(Excerpts from a transcription dataset)
======

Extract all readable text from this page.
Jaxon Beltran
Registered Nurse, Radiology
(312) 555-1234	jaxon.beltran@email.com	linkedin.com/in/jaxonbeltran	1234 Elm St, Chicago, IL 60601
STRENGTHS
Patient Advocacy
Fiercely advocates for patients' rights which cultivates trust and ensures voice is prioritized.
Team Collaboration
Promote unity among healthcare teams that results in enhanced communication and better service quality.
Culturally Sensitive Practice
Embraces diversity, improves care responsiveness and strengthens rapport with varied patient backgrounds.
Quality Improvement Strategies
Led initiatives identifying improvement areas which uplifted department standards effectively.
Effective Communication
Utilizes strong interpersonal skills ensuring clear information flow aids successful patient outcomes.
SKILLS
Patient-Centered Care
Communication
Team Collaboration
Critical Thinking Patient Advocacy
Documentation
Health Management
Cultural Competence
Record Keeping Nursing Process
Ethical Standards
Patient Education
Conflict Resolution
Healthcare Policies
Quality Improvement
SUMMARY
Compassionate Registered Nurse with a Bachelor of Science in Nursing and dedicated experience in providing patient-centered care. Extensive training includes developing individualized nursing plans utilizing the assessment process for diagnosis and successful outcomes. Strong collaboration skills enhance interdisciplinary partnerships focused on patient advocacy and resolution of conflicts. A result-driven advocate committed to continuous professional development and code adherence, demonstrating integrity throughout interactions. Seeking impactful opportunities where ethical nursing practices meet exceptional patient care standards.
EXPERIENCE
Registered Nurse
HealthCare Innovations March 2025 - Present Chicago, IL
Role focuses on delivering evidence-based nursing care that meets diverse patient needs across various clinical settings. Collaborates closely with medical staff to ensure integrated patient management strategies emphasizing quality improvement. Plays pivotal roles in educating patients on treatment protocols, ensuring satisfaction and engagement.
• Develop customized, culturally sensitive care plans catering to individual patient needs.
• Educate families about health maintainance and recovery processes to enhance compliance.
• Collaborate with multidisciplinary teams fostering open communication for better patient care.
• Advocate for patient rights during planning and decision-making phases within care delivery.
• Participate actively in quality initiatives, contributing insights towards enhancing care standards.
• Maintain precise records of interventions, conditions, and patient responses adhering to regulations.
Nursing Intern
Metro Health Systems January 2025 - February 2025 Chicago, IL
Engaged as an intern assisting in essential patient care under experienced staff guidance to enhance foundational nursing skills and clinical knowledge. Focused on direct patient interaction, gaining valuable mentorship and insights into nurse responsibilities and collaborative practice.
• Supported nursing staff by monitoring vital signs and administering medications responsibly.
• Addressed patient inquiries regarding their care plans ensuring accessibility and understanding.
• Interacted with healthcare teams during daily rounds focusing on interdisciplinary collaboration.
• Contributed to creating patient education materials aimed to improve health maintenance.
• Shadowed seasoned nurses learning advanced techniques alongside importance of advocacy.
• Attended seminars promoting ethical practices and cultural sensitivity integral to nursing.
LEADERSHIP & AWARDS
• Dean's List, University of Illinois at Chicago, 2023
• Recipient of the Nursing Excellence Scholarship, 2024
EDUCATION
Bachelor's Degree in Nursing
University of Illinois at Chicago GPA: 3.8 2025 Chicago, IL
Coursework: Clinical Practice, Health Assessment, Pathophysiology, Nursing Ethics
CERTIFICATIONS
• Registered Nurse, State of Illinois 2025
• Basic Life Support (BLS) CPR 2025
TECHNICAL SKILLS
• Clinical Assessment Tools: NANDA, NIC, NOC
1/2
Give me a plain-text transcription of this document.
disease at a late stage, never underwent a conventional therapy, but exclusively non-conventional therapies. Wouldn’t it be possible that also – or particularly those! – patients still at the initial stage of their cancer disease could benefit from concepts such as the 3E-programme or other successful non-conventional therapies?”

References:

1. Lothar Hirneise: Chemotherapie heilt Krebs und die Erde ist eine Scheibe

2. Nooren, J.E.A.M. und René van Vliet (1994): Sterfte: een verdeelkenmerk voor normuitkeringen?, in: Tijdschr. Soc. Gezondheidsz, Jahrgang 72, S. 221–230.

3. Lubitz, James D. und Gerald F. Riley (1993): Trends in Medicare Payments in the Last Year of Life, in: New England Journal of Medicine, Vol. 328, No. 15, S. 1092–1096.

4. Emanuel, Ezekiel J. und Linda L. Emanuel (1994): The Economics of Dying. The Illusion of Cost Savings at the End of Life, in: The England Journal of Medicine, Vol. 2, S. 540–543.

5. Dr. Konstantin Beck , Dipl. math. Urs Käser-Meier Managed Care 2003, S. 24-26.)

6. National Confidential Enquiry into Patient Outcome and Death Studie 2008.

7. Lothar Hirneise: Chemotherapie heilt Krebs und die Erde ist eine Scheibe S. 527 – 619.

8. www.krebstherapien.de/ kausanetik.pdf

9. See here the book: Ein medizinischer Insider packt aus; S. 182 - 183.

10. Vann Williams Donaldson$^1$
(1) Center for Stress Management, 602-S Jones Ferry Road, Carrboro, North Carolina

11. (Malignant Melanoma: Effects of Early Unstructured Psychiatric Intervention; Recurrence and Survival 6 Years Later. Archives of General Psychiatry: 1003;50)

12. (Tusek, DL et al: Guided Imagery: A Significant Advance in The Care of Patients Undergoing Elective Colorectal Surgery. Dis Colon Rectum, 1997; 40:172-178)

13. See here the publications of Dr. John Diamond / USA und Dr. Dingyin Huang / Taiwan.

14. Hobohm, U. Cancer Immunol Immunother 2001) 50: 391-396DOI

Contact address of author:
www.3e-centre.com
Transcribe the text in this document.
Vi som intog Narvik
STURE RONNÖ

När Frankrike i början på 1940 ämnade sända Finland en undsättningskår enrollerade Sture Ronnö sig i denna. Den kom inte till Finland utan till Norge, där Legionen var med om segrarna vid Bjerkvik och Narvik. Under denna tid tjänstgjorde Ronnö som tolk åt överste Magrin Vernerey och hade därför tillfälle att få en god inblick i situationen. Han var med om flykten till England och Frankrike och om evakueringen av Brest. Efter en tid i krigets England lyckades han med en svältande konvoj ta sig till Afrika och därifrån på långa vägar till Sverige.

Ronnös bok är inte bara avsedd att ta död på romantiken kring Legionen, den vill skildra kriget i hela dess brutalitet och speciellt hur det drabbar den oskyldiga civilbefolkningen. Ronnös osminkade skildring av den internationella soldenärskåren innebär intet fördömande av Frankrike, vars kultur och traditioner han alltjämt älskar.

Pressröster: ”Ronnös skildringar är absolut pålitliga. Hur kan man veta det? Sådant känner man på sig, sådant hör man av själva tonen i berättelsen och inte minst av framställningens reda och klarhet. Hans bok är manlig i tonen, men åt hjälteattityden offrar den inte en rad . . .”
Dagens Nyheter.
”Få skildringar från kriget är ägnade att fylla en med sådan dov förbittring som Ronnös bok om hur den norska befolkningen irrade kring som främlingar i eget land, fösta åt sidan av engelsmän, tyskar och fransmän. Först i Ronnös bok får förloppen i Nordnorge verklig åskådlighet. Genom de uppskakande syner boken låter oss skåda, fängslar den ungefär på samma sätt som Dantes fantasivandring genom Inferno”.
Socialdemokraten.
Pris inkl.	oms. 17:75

======

*Exercise requirements:* If a line in the entries above contains the word "better", copy it.

*Task response:*
Promote unity among healthcare teams that results in enhanced communication and better service quality.
• Collaborate with multidisciplinary teams fostering open communication for better patient care.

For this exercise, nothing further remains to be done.